__THE PROBLEM__
Look through the material and tally each line bearing the word "circular". Give only the total.

════════════════

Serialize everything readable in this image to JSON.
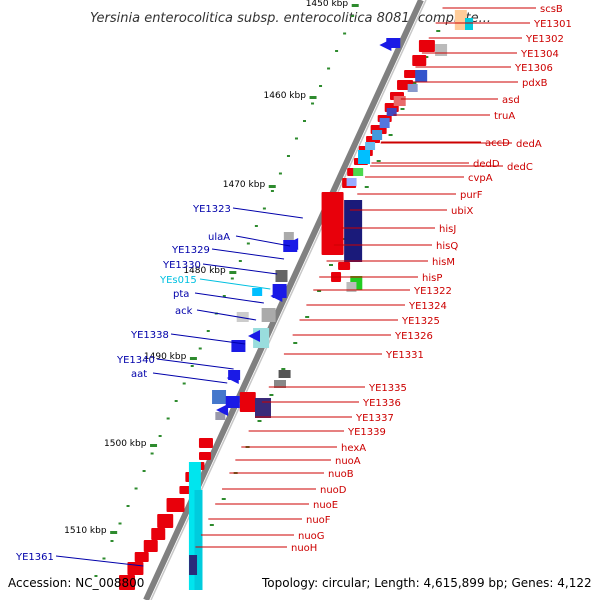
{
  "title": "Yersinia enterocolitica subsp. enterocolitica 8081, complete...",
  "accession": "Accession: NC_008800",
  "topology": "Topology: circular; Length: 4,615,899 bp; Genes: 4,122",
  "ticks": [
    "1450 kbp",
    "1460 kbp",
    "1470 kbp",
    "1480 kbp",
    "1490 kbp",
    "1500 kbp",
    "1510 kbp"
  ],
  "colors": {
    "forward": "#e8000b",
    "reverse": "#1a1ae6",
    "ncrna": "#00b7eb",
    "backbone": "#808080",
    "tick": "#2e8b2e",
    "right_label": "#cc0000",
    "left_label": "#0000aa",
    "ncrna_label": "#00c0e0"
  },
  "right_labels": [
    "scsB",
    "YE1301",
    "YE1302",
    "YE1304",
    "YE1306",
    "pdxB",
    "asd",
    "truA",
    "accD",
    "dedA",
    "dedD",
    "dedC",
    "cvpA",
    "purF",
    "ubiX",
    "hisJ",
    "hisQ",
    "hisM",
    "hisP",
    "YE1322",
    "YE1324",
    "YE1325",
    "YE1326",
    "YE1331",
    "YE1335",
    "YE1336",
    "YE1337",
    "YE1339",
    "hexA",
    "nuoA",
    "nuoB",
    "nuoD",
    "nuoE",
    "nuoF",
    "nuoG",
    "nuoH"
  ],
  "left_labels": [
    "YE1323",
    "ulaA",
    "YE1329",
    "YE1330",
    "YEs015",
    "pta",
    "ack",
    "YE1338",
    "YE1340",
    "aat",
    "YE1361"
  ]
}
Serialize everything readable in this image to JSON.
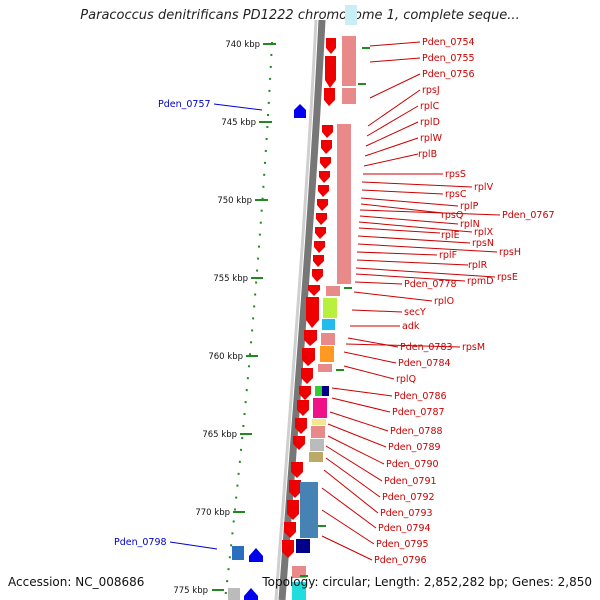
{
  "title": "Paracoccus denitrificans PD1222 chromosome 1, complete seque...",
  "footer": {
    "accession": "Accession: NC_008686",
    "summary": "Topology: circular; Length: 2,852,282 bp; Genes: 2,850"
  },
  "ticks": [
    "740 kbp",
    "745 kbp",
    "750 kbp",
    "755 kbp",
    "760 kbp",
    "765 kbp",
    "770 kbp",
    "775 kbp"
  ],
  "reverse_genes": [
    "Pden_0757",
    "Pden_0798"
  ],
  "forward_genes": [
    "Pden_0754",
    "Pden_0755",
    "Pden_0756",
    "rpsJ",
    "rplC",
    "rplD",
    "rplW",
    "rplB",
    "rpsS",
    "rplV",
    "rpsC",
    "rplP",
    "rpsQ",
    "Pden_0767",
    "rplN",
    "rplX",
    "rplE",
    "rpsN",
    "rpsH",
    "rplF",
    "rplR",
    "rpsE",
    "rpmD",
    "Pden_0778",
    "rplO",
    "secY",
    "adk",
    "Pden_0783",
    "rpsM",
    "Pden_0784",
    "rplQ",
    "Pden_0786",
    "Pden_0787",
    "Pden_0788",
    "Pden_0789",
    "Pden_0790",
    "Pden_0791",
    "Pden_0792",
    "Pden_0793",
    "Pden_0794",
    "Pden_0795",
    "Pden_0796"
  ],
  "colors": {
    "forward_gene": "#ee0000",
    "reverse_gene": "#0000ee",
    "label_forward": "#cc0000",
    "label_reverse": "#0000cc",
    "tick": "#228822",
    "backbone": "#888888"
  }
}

════════════════

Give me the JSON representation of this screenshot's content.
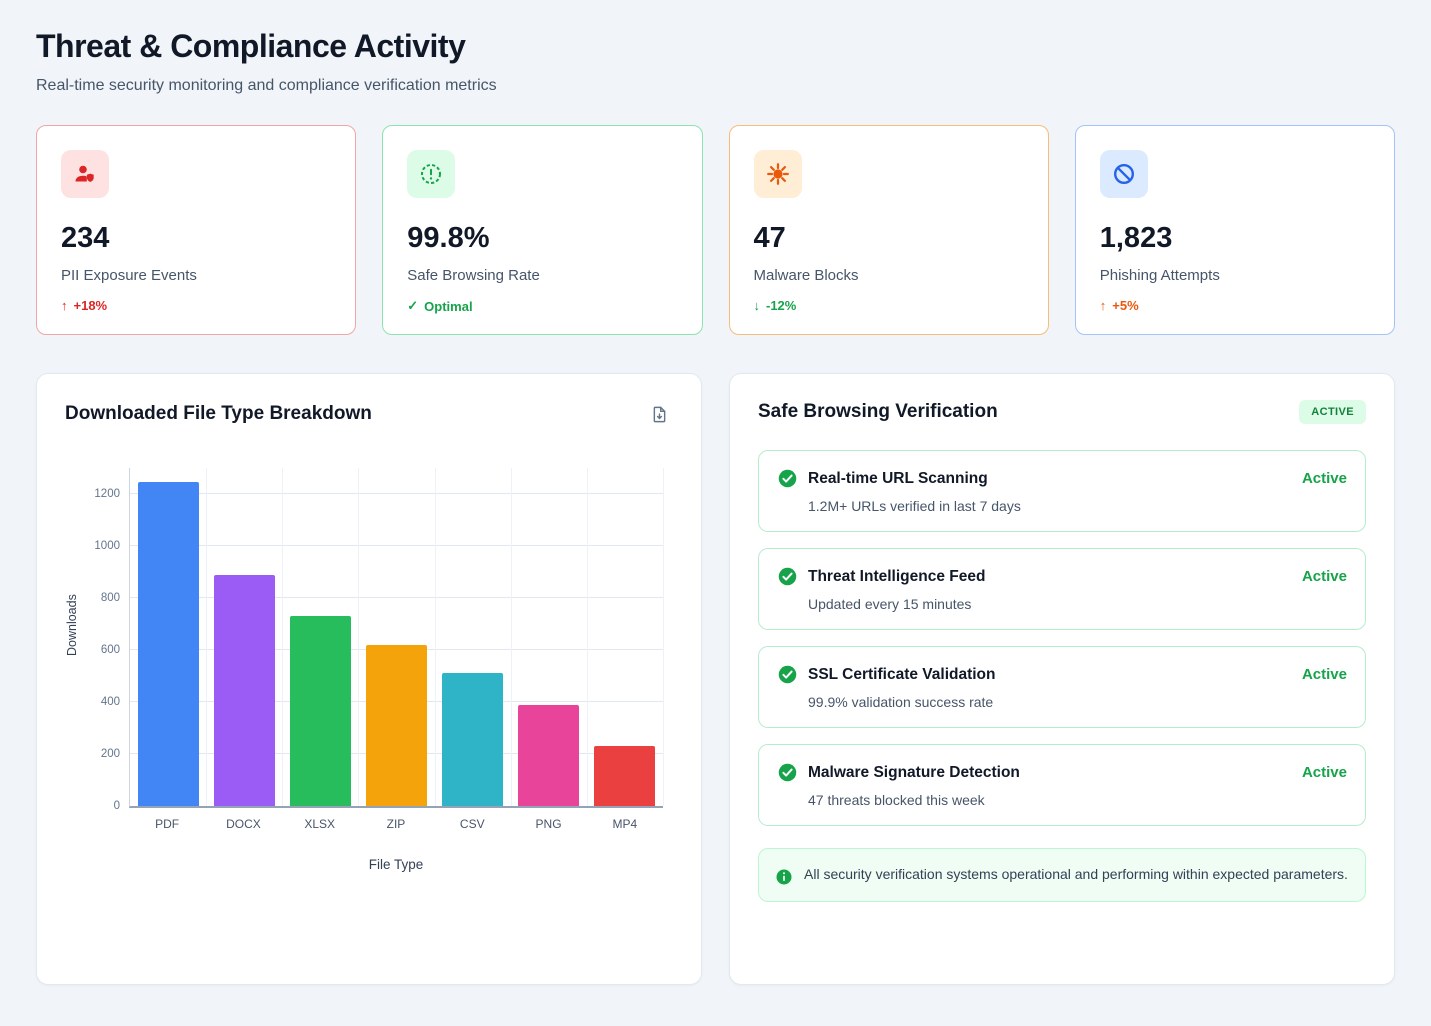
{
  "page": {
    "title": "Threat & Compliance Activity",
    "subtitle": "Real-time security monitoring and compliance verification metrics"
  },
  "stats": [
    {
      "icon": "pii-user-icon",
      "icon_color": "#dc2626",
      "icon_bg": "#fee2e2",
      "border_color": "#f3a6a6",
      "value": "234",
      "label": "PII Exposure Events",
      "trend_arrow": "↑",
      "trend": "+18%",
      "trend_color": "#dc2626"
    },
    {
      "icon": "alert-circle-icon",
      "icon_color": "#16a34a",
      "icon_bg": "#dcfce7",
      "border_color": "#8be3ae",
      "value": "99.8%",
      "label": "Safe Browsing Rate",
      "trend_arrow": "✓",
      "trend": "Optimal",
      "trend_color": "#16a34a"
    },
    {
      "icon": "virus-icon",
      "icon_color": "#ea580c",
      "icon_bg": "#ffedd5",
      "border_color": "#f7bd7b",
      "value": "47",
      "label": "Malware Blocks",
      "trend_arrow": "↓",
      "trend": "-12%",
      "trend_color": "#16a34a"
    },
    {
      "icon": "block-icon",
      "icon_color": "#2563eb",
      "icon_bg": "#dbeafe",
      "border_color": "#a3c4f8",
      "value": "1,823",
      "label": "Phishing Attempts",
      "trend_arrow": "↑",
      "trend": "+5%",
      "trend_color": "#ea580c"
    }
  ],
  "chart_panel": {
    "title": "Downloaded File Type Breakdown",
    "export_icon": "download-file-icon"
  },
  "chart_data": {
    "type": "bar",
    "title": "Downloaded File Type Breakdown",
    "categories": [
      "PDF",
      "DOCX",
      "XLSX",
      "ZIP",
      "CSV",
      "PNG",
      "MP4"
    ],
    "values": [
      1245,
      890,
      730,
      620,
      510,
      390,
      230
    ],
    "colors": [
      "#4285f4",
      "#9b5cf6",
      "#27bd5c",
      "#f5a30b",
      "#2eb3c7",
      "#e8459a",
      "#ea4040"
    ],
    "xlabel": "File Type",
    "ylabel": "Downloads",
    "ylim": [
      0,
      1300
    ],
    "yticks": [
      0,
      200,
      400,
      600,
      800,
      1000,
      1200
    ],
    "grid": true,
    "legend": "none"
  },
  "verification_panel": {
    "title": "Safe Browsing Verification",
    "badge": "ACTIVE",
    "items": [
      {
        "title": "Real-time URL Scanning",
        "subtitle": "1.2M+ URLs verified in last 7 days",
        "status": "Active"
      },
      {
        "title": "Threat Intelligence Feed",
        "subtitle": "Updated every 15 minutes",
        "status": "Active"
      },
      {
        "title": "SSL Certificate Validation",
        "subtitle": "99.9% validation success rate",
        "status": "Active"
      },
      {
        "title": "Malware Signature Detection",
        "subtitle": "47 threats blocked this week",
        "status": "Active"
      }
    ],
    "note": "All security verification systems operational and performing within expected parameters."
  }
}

════════════════

__REPLY TO THE TASK__
2